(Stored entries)
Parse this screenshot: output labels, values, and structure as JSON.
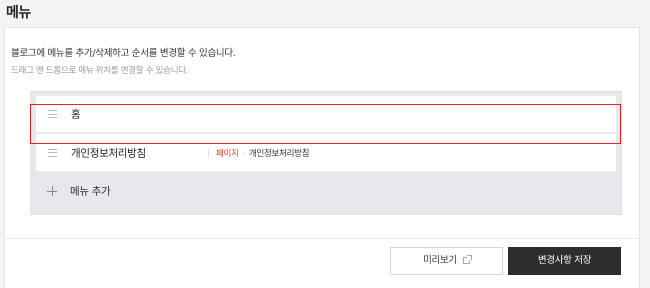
{
  "page": {
    "title": "메뉴"
  },
  "description": {
    "line1": "블로그에 메뉴를 추가/삭제하고 순서를 변경할 수 있습니다.",
    "line2": "드래그 앤 드롭으로 메뉴 위치를 변경할 수 있습니다."
  },
  "menu": {
    "items": [
      {
        "label": "홈"
      },
      {
        "label": "개인정보처리방침",
        "type": "페이지",
        "dot": "·",
        "page_name": "개인정보처리방침"
      }
    ],
    "add_label": "메뉴 추가"
  },
  "actions": {
    "preview_label": "미리보기",
    "save_label": "변경사항 저장"
  },
  "colors": {
    "accent_red": "#e2232a",
    "type_label": "#e8412c",
    "save_button_bg": "#2d2d2d"
  },
  "icons": {
    "drag": "drag-handle-icon",
    "add": "plus-icon",
    "external": "external-link-icon"
  }
}
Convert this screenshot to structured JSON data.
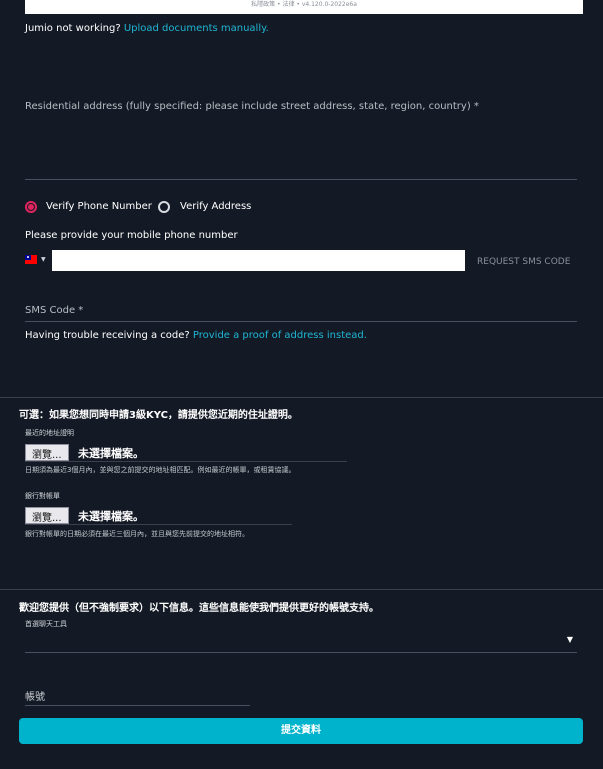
{
  "top_strip": {
    "text": "私隱政策 • 法律 • v4.120.0-2022e6a"
  },
  "jumio": {
    "text": "Jumio not working?",
    "link": "Upload documents manually."
  },
  "address": {
    "label": "Residential address (fully specified: please include street address, state, region, country) *"
  },
  "verify": {
    "options": [
      "Verify Phone Number",
      "Verify Address"
    ],
    "selected": "Verify Phone Number"
  },
  "phone": {
    "prompt": "Please provide your mobile phone number",
    "country_flag": "taiwan-flag-icon",
    "value": "",
    "request_sms": "REQUEST SMS CODE"
  },
  "sms": {
    "label": "SMS Code *",
    "trouble_text": "Having trouble receiving a code?",
    "trouble_link": "Provide a proof of address instead."
  },
  "optional_kyc": {
    "heading": "可選：如果您想同時申請3級KYC，請提供您近期的住址證明。",
    "recent_address": {
      "label": "最近的地址證明",
      "browse": "瀏覽...",
      "no_file": "未選擇檔案。",
      "hint": "日期須為最近3個月內，並與您之前提交的地址相匹配。例如最近的帳單，或租賃協議。"
    },
    "bank_statement": {
      "label": "銀行對帳單",
      "browse": "瀏覽...",
      "no_file": "未選擇檔案。",
      "hint": "銀行對帳單的日期必須在最近三個月內，並且與您先前提交的地址相符。"
    }
  },
  "extra_info": {
    "heading": "歡迎您提供（但不強制要求）以下信息。這些信息能使我們提供更好的帳號支持。",
    "chat_tool_label": "首選聊天工具",
    "chat_tool_value": "",
    "account_label": "帳號"
  },
  "submit": {
    "label": "提交資料"
  },
  "colors": {
    "background": "#141a25",
    "accent": "#00b3cc",
    "radio_selected": "#e0245e",
    "link": "#1fb6d4"
  }
}
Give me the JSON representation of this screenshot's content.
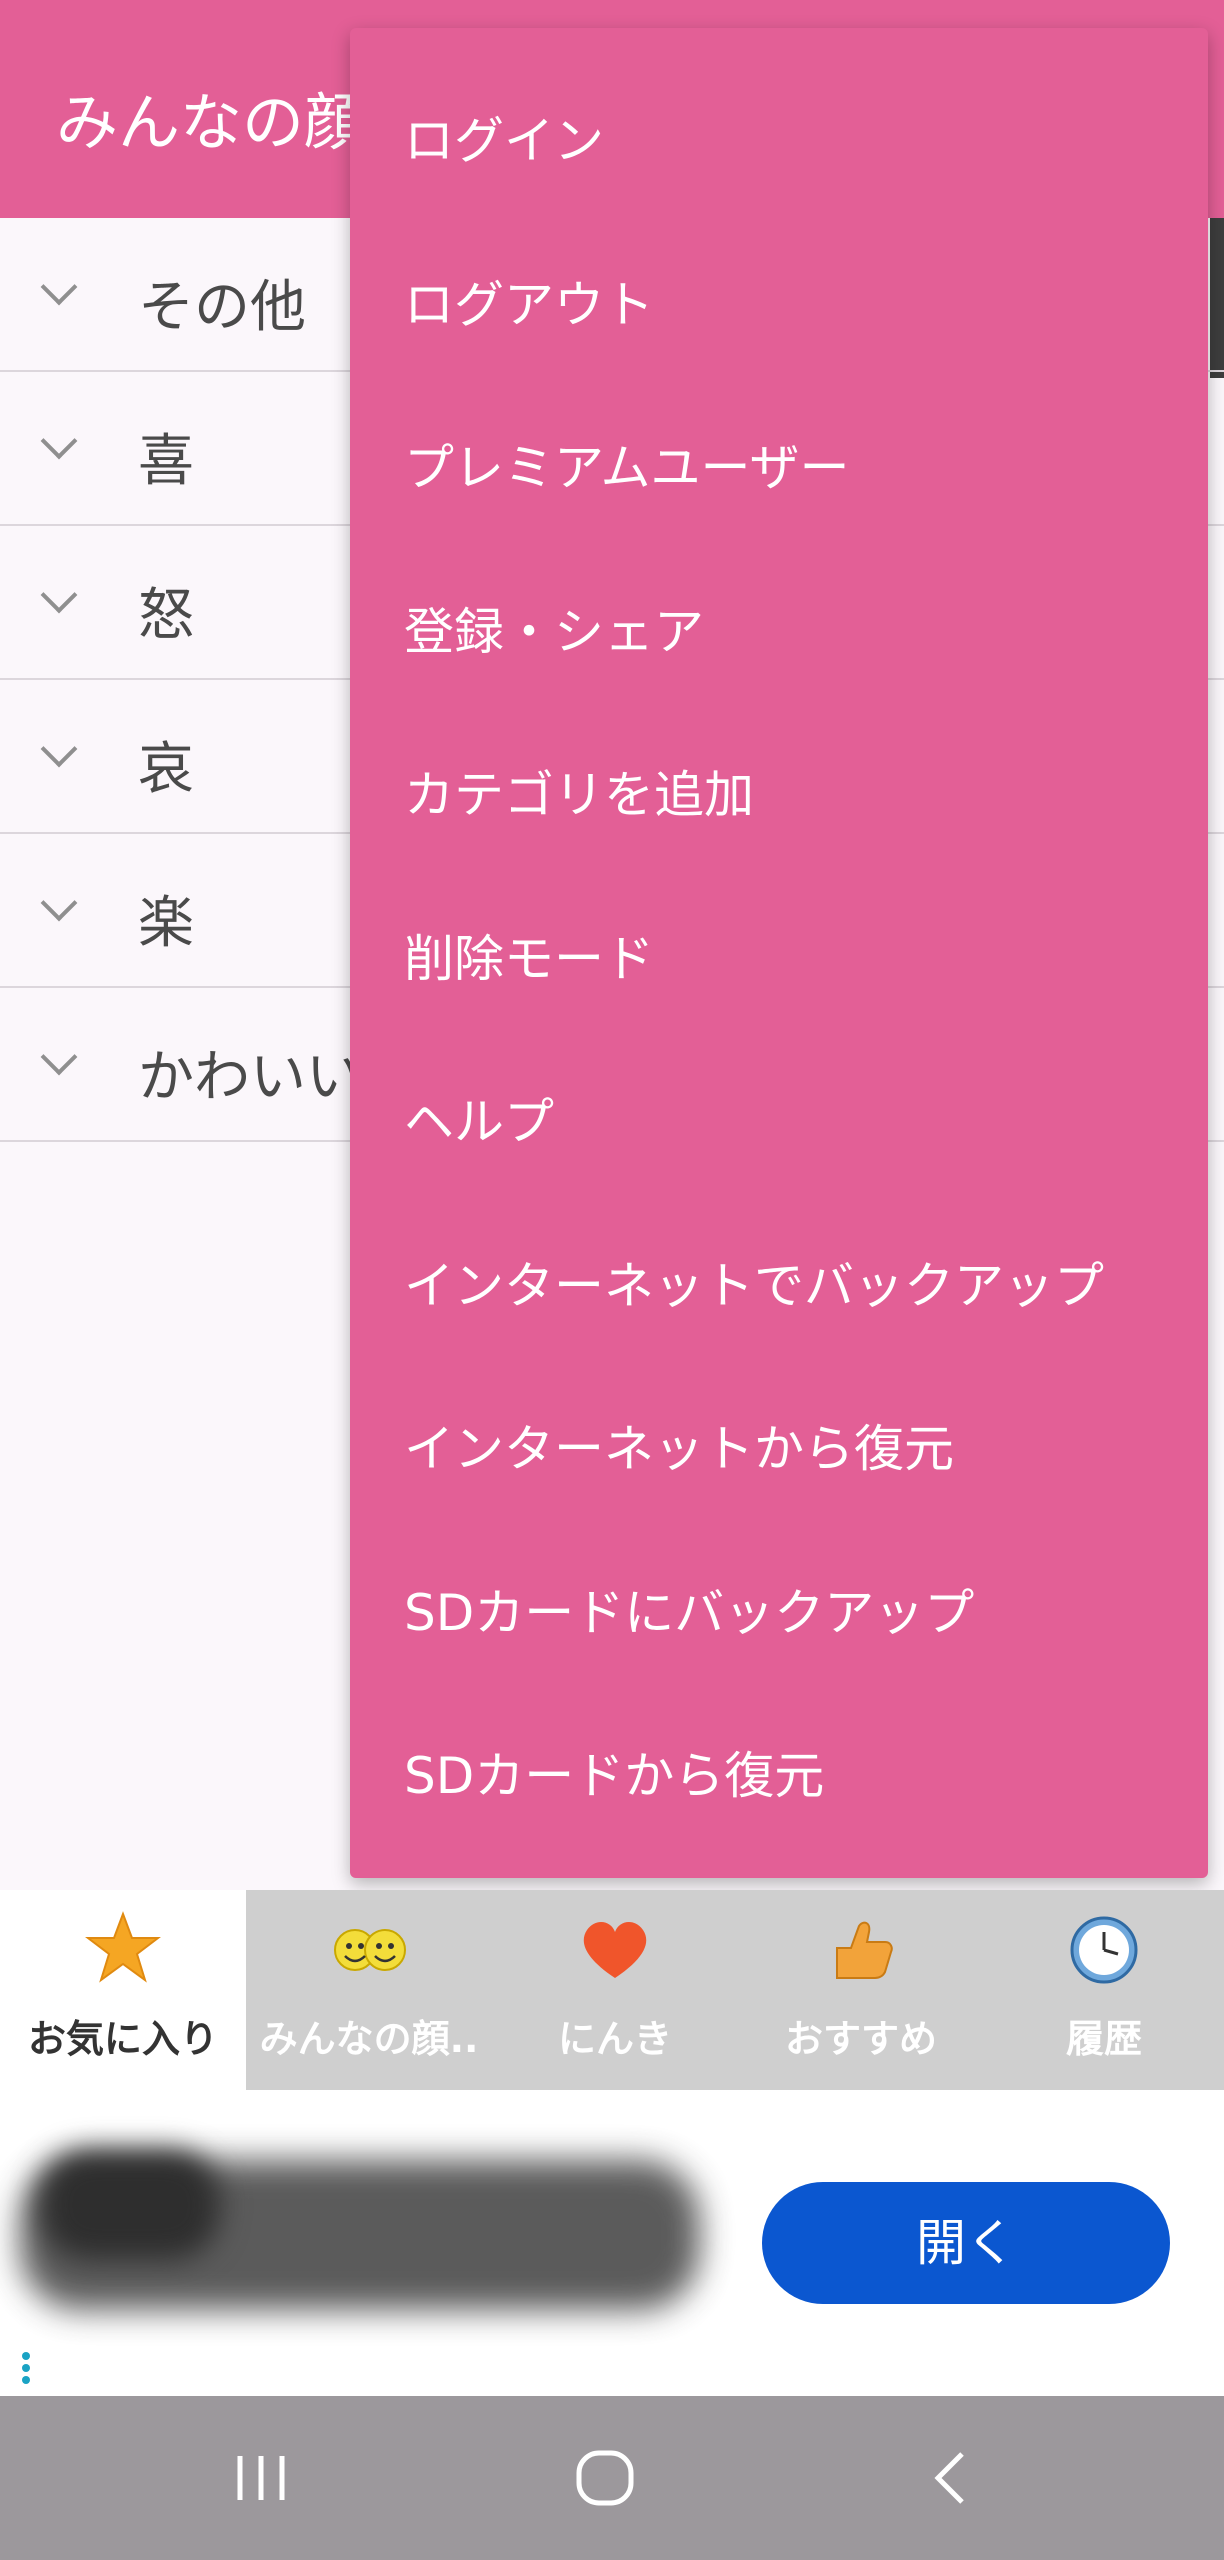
{
  "app_bar": {
    "title": "みんなの顔"
  },
  "categories": [
    {
      "label": "その他"
    },
    {
      "label": "喜"
    },
    {
      "label": "怒"
    },
    {
      "label": "哀"
    },
    {
      "label": "楽"
    },
    {
      "label": "かわいい"
    }
  ],
  "menu": {
    "items": [
      {
        "label": "ログイン"
      },
      {
        "label": "ログアウト"
      },
      {
        "label": "プレミアムユーザー"
      },
      {
        "label": "登録・シェア"
      },
      {
        "label": "カテゴリを追加"
      },
      {
        "label": "削除モード"
      },
      {
        "label": "ヘルプ"
      },
      {
        "label": "インターネットでバックアップ"
      },
      {
        "label": "インターネットから復元"
      },
      {
        "label": "SDカードにバックアップ"
      },
      {
        "label": "SDカードから復元"
      }
    ]
  },
  "tabs": [
    {
      "label": "お気に入り",
      "icon": "star-icon",
      "active": true
    },
    {
      "label": "みんなの顔..",
      "icon": "faces-icon",
      "active": false
    },
    {
      "label": "にんき",
      "icon": "heart-icon",
      "active": false
    },
    {
      "label": "おすすめ",
      "icon": "thumbs-up-icon",
      "active": false
    },
    {
      "label": "履歴",
      "icon": "clock-icon",
      "active": false
    }
  ],
  "ad": {
    "button_label": "開く"
  },
  "colors": {
    "primary": "#e35f96",
    "ad_button": "#0b57d0",
    "tab_bar": "#cfcfcf",
    "system_nav": "#9c989c"
  }
}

* Exercise aim
Omitting all images, retype each line of the records precisely.

* Answer below
Parse this screenshot: output labels, values, and structure as JSON.
{
  "page": {
    "title": "메뉴"
  },
  "description": {
    "line1": "블로그에 메뉴를 추가/삭제하고 순서를 변경할 수 있습니다.",
    "line2": "드래그 앤 드롭으로 메뉴 위치를 변경할 수 있습니다."
  },
  "menu": {
    "items": [
      {
        "label": "홈"
      },
      {
        "label": "개인정보처리방침",
        "type": "페이지",
        "dot": "·",
        "page_name": "개인정보처리방침"
      }
    ],
    "add_label": "메뉴 추가"
  },
  "actions": {
    "preview_label": "미리보기",
    "save_label": "변경사항 저장"
  },
  "colors": {
    "accent_red": "#e2232a",
    "type_label": "#e8412c",
    "save_button_bg": "#2d2d2d"
  },
  "icons": {
    "drag": "drag-handle-icon",
    "add": "plus-icon",
    "external": "external-link-icon"
  }
}
Convert this screenshot to structured JSON data.
{
  "top_strip": {
    "text": "私隱政策 • 法律 • v4.120.0-2022e6a"
  },
  "jumio": {
    "text": "Jumio not working?",
    "link": "Upload documents manually."
  },
  "address": {
    "label": "Residential address (fully specified: please include street address, state, region, country) *"
  },
  "verify": {
    "options": [
      "Verify Phone Number",
      "Verify Address"
    ],
    "selected": "Verify Phone Number"
  },
  "phone": {
    "prompt": "Please provide your mobile phone number",
    "country_flag": "taiwan-flag-icon",
    "value": "",
    "request_sms": "REQUEST SMS CODE"
  },
  "sms": {
    "label": "SMS Code *",
    "trouble_text": "Having trouble receiving a code?",
    "trouble_link": "Provide a proof of address instead."
  },
  "optional_kyc": {
    "heading": "可選：如果您想同時申請3級KYC，請提供您近期的住址證明。",
    "recent_address": {
      "label": "最近的地址證明",
      "browse": "瀏覽...",
      "no_file": "未選擇檔案。",
      "hint": "日期須為最近3個月內，並與您之前提交的地址相匹配。例如最近的帳單，或租賃協議。"
    },
    "bank_statement": {
      "label": "銀行對帳單",
      "browse": "瀏覽...",
      "no_file": "未選擇檔案。",
      "hint": "銀行對帳單的日期必須在最近三個月內，並且與您先前提交的地址相符。"
    }
  },
  "extra_info": {
    "heading": "歡迎您提供（但不強制要求）以下信息。這些信息能使我們提供更好的帳號支持。",
    "chat_tool_label": "首選聊天工具",
    "chat_tool_value": "",
    "account_label": "帳號"
  },
  "submit": {
    "label": "提交資料"
  },
  "colors": {
    "background": "#141a25",
    "accent": "#00b3cc",
    "radio_selected": "#e0245e",
    "link": "#1fb6d4"
  }
}
Give me the JSON representation of this screenshot's content.
{
  "app_bar": {
    "title": "みんなの顔"
  },
  "categories": [
    {
      "label": "その他"
    },
    {
      "label": "喜"
    },
    {
      "label": "怒"
    },
    {
      "label": "哀"
    },
    {
      "label": "楽"
    },
    {
      "label": "かわいい"
    }
  ],
  "menu": {
    "items": [
      {
        "label": "ログイン"
      },
      {
        "label": "ログアウト"
      },
      {
        "label": "プレミアムユーザー"
      },
      {
        "label": "登録・シェア"
      },
      {
        "label": "カテゴリを追加"
      },
      {
        "label": "削除モード"
      },
      {
        "label": "ヘルプ"
      },
      {
        "label": "インターネットでバックアップ"
      },
      {
        "label": "インターネットから復元"
      },
      {
        "label": "SDカードにバックアップ"
      },
      {
        "label": "SDカードから復元"
      }
    ]
  },
  "tabs": [
    {
      "label": "お気に入り",
      "icon": "star-icon",
      "active": true
    },
    {
      "label": "みんなの顔..",
      "icon": "faces-icon",
      "active": false
    },
    {
      "label": "にんき",
      "icon": "heart-icon",
      "active": false
    },
    {
      "label": "おすすめ",
      "icon": "thumbs-up-icon",
      "active": false
    },
    {
      "label": "履歴",
      "icon": "clock-icon",
      "active": false
    }
  ],
  "ad": {
    "button_label": "開く"
  },
  "colors": {
    "primary": "#e35f96",
    "ad_button": "#0b57d0",
    "tab_bar": "#cfcfcf",
    "system_nav": "#9c989c"
  }
}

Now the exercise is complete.